Give every line back verbatim, dropping all images.

***

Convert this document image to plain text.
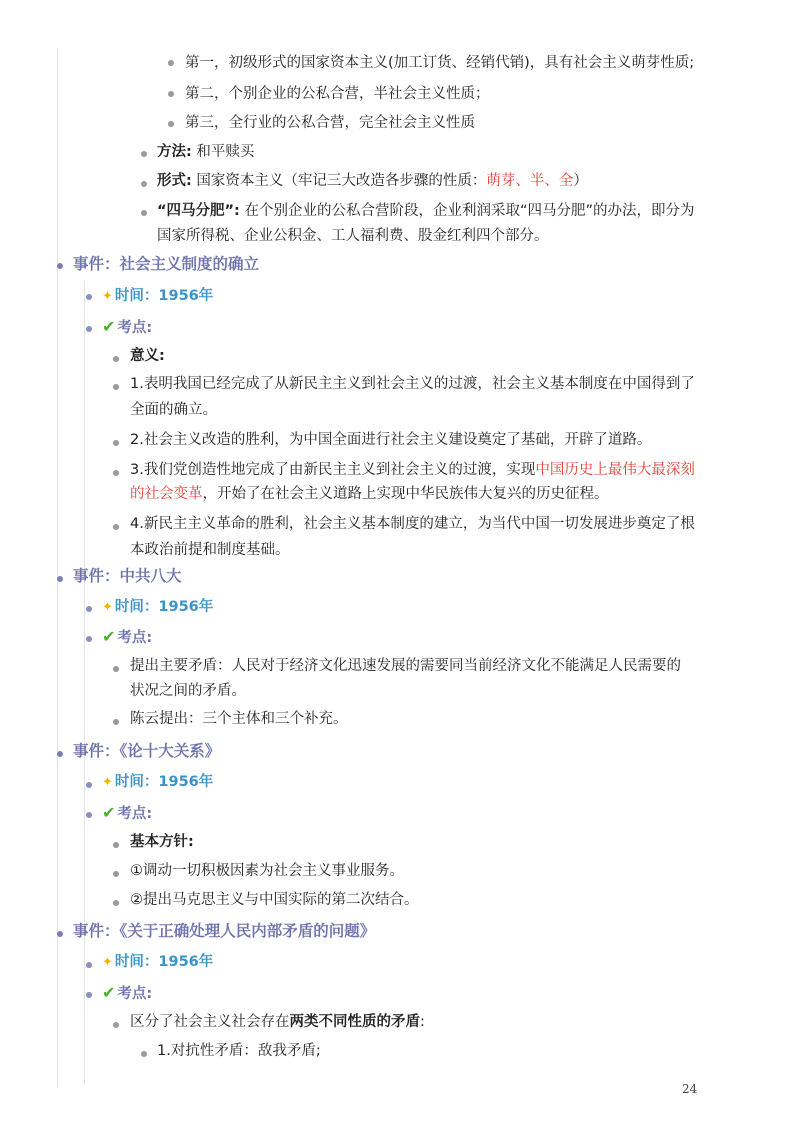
第一，初级形式的国家资本主义(加工订货、经销代销)，具有社会主义萌芽性质;
第二，个别企业的公私合营，半社会主义性质；
第三，全行业的公私合营，完全社会主义性质
方法: 和平赎买
形式: 国家资本主义（牢记三大改造各步骤的性质：萌芽、半、全）
“四马分肥”: 在个别企业的公私合营阶段，企业利润采取“四马分肥”的办法，即分为
国家所得税、企业公积金、工人福利费、股金红利四个部分。
事件：社会主义制度的确立
✦ 时间：1956年
✔ 考点:
意义:
1.表明我国已经完成了从新民主主义到社会主义的过渡，社会主义基本制度在中国得到了
全面的确立。
2.社会主义改造的胜利，为中国全面进行社会主义建设奠定了基础，开辟了道路。
3.我们党创造性地完成了由新民主主义到社会主义的过渡，实现中国历史上最伟大最深刻
的社会变革，开始了在社会主义道路上实现中华民族伟大复兴的历史征程。
4.新民主主义革命的胜利，社会主义基本制度的建立，为当代中国一切发展进步奠定了根
本政治前提和制度基础。
事件：中共八大
✦ 时间：1956年
✔ 考点:
提出主要矛盾：人民对于经济文化迅速发展的需要同当前经济文化不能满足人民需要的
状况之间的矛盾。
陈云提出：三个主体和三个补充。
事件：《论十大关系》
✦ 时间：1956年
✔ 考点:
基本方针:
①调动一切积极因素为社会主义事业服务。
②提出马克思主义与中国实际的第二次结合。
事件：《关于正确处理人民内部矛盾的问题》
✦ 时间：1956年
✔ 考点:
区分了社会主义社会存在两类不同性质的矛盾:
1.对抗性矛盾：敌我矛盾;
24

***

§ Solution:
Convert this document image to plain text.
第一，初级形式的国家资本主义(加工订货、经销代销)，具有社会主义萌芽性质;
第二，个别企业的公私合营，半社会主义性质；
第三，全行业的公私合营，完全社会主义性质
方法: 和平赎买
形式: 国家资本主义（牢记三大改造各步骤的性质：萌芽、半、全）
“四马分肥”: 在个别企业的公私合营阶段，企业利润采取“四马分肥”的办法，即分为
国家所得税、企业公积金、工人福利费、股金红利四个部分。
事件：社会主义制度的确立
✦ 时间：1956年
✔ 考点:
意义:
1.表明我国已经完成了从新民主主义到社会主义的过渡，社会主义基本制度在中国得到了
全面的确立。
2.社会主义改造的胜利，为中国全面进行社会主义建设奠定了基础，开辟了道路。
3.我们党创造性地完成了由新民主主义到社会主义的过渡，实现中国历史上最伟大最深刻
的社会变革，开始了在社会主义道路上实现中华民族伟大复兴的历史征程。
4.新民主主义革命的胜利，社会主义基本制度的建立，为当代中国一切发展进步奠定了根
本政治前提和制度基础。
事件：中共八大
✦ 时间：1956年
✔ 考点:
提出主要矛盾：人民对于经济文化迅速发展的需要同当前经济文化不能满足人民需要的
状况之间的矛盾。
陈云提出：三个主体和三个补充。
事件：《论十大关系》
✦ 时间：1956年
✔ 考点:
基本方针:
①调动一切积极因素为社会主义事业服务。
②提出马克思主义与中国实际的第二次结合。
事件：《关于正确处理人民内部矛盾的问题》
✦ 时间：1956年
✔ 考点:
区分了社会主义社会存在两类不同性质的矛盾:
1.对抗性矛盾：敌我矛盾;
24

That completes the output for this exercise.